(Exercise):
Extract the lines that hold the string "经开发区北杨寨".

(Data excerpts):
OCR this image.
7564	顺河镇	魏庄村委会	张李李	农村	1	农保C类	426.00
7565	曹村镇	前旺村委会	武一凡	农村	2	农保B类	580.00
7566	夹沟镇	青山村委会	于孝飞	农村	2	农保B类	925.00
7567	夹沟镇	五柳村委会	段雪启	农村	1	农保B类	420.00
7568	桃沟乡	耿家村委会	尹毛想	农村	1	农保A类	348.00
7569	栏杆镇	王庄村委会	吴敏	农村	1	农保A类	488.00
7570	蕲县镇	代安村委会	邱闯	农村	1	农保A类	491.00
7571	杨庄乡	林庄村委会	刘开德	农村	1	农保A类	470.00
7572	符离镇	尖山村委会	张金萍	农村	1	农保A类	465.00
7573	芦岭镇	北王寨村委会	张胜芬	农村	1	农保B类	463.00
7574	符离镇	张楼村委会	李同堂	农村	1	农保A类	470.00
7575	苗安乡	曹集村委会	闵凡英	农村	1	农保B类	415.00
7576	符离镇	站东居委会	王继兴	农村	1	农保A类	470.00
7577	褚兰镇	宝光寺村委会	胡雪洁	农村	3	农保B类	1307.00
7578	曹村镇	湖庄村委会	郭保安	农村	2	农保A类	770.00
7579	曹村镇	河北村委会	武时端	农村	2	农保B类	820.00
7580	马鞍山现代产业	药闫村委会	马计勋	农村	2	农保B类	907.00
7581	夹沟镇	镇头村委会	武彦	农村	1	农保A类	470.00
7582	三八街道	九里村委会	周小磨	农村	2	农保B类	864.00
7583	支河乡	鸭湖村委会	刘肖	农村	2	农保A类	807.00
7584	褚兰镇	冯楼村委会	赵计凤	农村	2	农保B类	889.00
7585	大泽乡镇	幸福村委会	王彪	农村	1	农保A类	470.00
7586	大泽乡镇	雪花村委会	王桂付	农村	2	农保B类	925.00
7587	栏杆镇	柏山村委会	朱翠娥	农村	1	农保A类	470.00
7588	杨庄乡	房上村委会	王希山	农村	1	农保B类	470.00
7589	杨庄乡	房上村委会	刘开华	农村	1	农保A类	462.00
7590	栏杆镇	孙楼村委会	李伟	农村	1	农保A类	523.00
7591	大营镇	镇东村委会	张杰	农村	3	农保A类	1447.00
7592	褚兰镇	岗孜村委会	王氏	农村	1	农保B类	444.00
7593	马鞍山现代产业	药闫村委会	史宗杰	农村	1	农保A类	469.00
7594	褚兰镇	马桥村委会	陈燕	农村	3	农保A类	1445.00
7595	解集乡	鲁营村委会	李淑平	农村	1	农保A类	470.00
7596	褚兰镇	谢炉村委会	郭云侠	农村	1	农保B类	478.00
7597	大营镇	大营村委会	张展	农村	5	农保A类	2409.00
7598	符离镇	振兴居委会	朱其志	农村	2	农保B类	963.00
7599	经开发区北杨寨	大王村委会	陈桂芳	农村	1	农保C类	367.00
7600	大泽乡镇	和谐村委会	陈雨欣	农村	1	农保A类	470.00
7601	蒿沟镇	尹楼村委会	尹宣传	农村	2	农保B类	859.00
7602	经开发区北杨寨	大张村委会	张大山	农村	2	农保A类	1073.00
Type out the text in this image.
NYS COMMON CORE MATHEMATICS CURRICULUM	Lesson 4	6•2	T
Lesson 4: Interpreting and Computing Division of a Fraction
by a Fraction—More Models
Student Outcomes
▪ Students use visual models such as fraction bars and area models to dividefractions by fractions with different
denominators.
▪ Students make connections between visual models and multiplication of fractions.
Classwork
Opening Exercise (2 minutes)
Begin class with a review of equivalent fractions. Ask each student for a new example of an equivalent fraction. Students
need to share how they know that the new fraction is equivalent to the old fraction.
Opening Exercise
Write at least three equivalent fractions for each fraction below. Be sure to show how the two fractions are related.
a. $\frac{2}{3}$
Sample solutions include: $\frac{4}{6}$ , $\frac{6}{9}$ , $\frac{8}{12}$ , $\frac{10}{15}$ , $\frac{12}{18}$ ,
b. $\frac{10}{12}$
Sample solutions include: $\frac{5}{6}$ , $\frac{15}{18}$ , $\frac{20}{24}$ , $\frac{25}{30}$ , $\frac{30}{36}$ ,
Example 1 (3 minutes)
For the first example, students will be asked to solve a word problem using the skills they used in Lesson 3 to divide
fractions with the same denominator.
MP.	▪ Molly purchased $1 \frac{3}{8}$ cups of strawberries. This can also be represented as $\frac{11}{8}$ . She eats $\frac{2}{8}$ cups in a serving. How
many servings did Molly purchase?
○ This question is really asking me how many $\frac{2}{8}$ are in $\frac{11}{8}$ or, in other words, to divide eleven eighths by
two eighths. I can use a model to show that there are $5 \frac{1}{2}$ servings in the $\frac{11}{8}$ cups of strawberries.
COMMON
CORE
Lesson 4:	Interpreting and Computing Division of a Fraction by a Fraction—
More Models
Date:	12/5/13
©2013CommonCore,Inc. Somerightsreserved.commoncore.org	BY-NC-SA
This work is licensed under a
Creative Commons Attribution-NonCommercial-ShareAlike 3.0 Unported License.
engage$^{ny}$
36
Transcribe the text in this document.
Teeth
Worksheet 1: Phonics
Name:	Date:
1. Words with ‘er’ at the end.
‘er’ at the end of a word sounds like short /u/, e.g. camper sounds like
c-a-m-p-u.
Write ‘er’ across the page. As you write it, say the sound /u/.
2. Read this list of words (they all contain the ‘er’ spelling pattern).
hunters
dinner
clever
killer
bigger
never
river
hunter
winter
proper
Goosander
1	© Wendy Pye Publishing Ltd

(Answer to this task):
7599	经开发区北杨寨	大王村委会	陈桂芳	农村	1	农保C类	367.00
7602	经开发区北杨寨	大张村委会	张大山	农村	2	农保A类	1073.00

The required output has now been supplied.